■ What you will do ■
Count the lines below that include the word "afraid" and write that number alone.

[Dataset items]
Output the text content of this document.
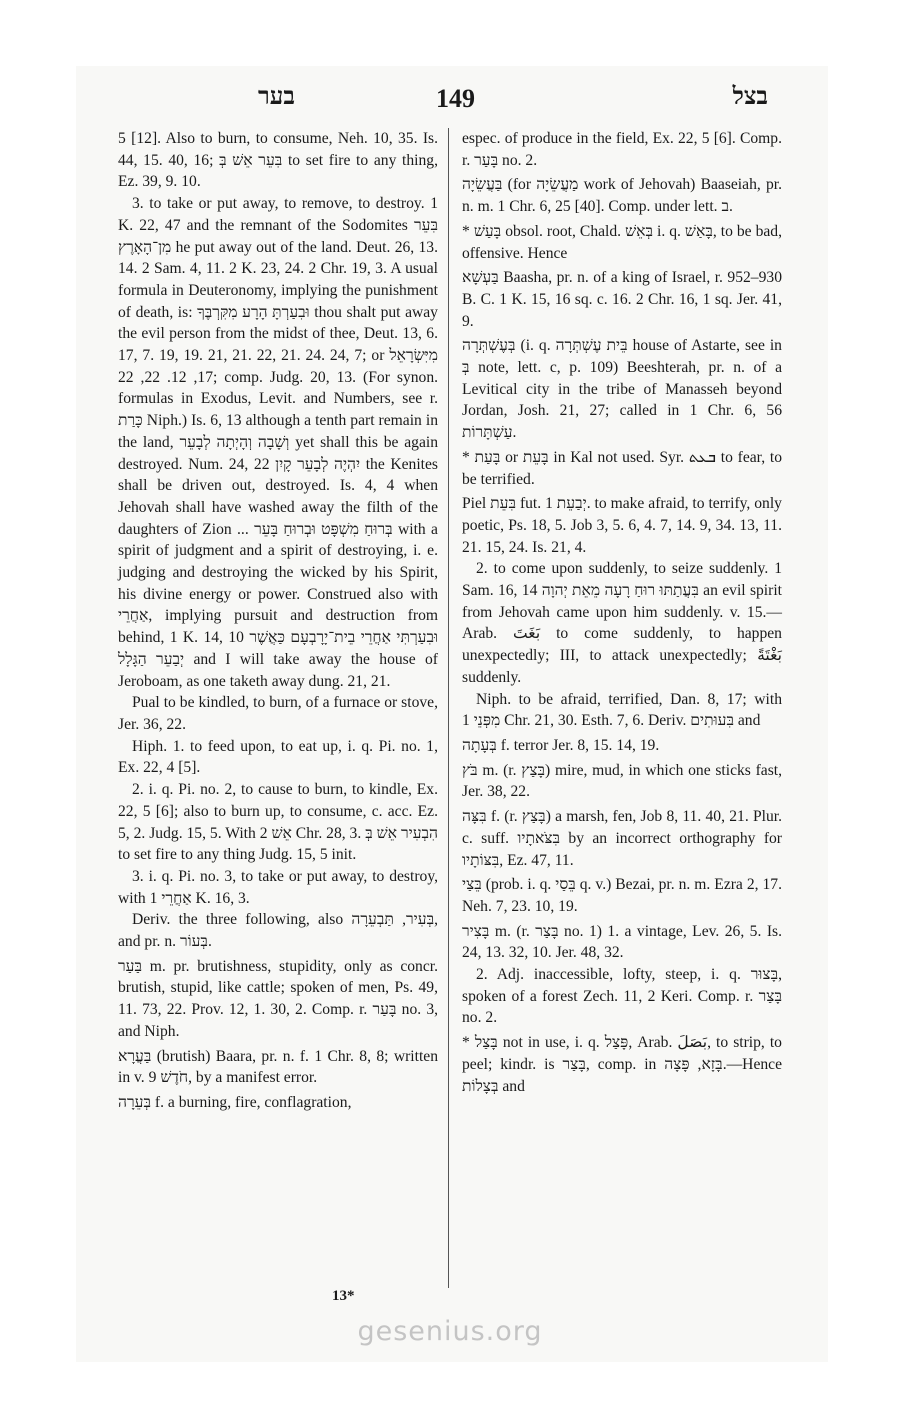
בער	149	בצל

5 [12]. Also to burn, to consume, Neh. 10, 35. Is. 44, 15. 40, 16; בִּעֵר אֵשׁ בְּ to set fire to any thing, Ez. 39, 9. 10.

3. to take or put away, to remove, to destroy. 1 K. 22, 47 and the remnant of the Sodomites בִּעֵר מִן־הָאָרֶץ he put away out of the land. Deut. 26, 13. 14. 2 Sam. 4, 11. 2 K. 23, 24. 2 Chr. 19, 3. A usual formula in Deuteronomy, implying the punishment of death, is: וּבִעַרְתָּ הָרָע מִקִּרְבֶּךָ thou shalt put away the evil person from the midst of thee, Deut. 13, 6. 17, 7. 19, 19. 21, 21. 22, 21. 24. 24, 7; or מִיִּשְׂרָאֵל 17, 12. 22, 22; comp. Judg. 20, 13. (For synon. formulas in Exodus, Levit. and Numbers, see r. כָּרַת Niph.) Is. 6, 13 although a tenth part remain in the land, וְשָׁבָה וְהָיְתָה לְבָעֵר yet shall this be again destroyed. Num. 24, 22 יִהְיֶה לְבָעֵר קָיִן the Kenites shall be driven out, destroyed. Is. 4, 4 when Jehovah shall have washed away the filth of the daughters of Zion ... בְּרוּחַ מִשְׁפָּט וּבְרוּחַ בָּעֵר with a spirit of judgment and a spirit of destroying, i. e. judging and destroying the wicked by his Spirit, his divine energy or power. Construed also with אַחֲרֵי, implying pursuit and destruction from behind, 1 K. 14, 10 וּבִעַרְתִּי אַחֲרֵי בֵית־יָרָבְעָם כַּאֲשֶׁר יְבַעֵר הַגָּלָל and I will take away the house of Jeroboam, as one taketh away dung. 21, 21.

Pual to be kindled, to burn, of a furnace or stove, Jer. 36, 22.

Hiph. 1. to feed upon, to eat up, i. q. Pi. no. 1, Ex. 22, 4 [5].

2. i. q. Pi. no. 2, to cause to burn, to kindle, Ex. 22, 5 [6]; also to burn up, to consume, c. acc. Ez. 5, 2. Judg. 15, 5. With אֵשׁ 2 Chr. 28, 3. הִבְעִיר אֵשׁ בְּ to set fire to any thing Judg. 15, 5 init.

3. i. q. Pi. no. 3, to take or put away, to destroy, with אַחֲרֵי 1 K. 16, 3.

Deriv. the three following, also בְּעִיר, תַּבְעֵרָה, and pr. n. בְּעוֹר.

בַּעַר m. pr. brutishness, stupidity, only as concr. brutish, stupid, like cattle; spoken of men, Ps. 49, 11. 73, 22. Prov. 12, 1. 30, 2. Comp. r. בָּעַר no. 3, and Niph.

בַּעֲרָא (brutish) Baara, pr. n. f. 1 Chr. 8, 8; written in v. 9 חֹדֶשׁ, by a manifest error.

בְּעֵרָה f. a burning, fire, conflagration,

espec. of produce in the field, Ex. 22, 5 [6]. Comp. r. בָּעַר no. 2.

בַּעֲשֵׂיָה (for מַעֲשֵׂיָה work of Jehovah) Baaseiah, pr. n. m. 1 Chr. 6, 25 [40]. Comp. under lett. ב.

* בָּעַשׁ obsol. root, Chald. בְּאֵשׁ i. q. בָּאַשׁ, to be bad, offensive. Hence

בַּעְשָׁא Baasha, pr. n. of a king of Israel, r. 952–930 B. C. 1 K. 15, 16 sq. c. 16. 2 Chr. 16, 1 sq. Jer. 41, 9.

בְּעֶשְׁתְּרָה (i. q. בֵּית עֶשְׁתְּרָה house of Astarte, see in בְּ note, lett. c, p. 109) Beeshterah, pr. n. of a Levitical city in the tribe of Manasseh beyond Jordan, Josh. 21, 27; called in 1 Chr. 6, 56 עַשְׁתָּרוֹת.

* בָּעַת or בָּעֵת in Kal not used. Syr. ܒܥܬ to fear, to be terrified.

Piel בִּעֵת fut. יְבַעֵת 1. to make afraid, to terrify, only poetic, Ps. 18, 5. Job 3, 5. 6, 4. 7, 14. 9, 34. 13, 11. 21. 15, 24. Is. 21, 4.

2. to come upon suddenly, to seize suddenly. 1 Sam. 16, 14 בִּעֲתַתּוּ רוּחַ רָעָה מֵאֵת יְהוָה an evil spirit from Jehovah came upon him suddenly. v. 15.—Arab. بَغَتَ to come suddenly, to happen unexpectedly; III, to attack unexpectedly; بَغْتَةً suddenly.

Niph. to be afraid, terrified, Dan. 8, 17; with מִפְּנֵי 1 Chr. 21, 30. Esth. 7, 6. Deriv. בִּעוּתִים and

בְּעָתָה f. terror Jer. 8, 15. 14, 19.

בֹּץ m. (r. בָּצַץ) mire, mud, in which one sticks fast, Jer. 38, 22.

בִּצָּה f. (r. בָּצַץ) a marsh, fen, Job 8, 11. 40, 21. Plur. c. suff. בִּצֹּאתָיו by an incorrect orthography for בִּצּוֹתָיו, Ez. 47, 11.

בֵּצַי (prob. i. q. בֵּסַי q. v.) Bezai, pr. n. m. Ezra 2, 17. Neh. 7, 23. 10, 19.

בָּצִיר m. (r. בָּצַר no. 1) 1. a vintage, Lev. 26, 5. Is. 24, 13. 32, 10. Jer. 48, 32.

2. Adj. inaccessible, lofty, steep, i. q. בָּצוּר, spoken of a forest Zech. 11, 2 Keri. Comp. r. בָּצַר no. 2.

* בָּצַל not in use, i. q. פָּצַל, Arab. بَصَلَ, to strip, to peel; kindr. is בָּצַר, comp. in בָּזָא, פָּצָה.—Hence בְּצָלוֹת and

13*
gesenius.org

■ Solution ■
2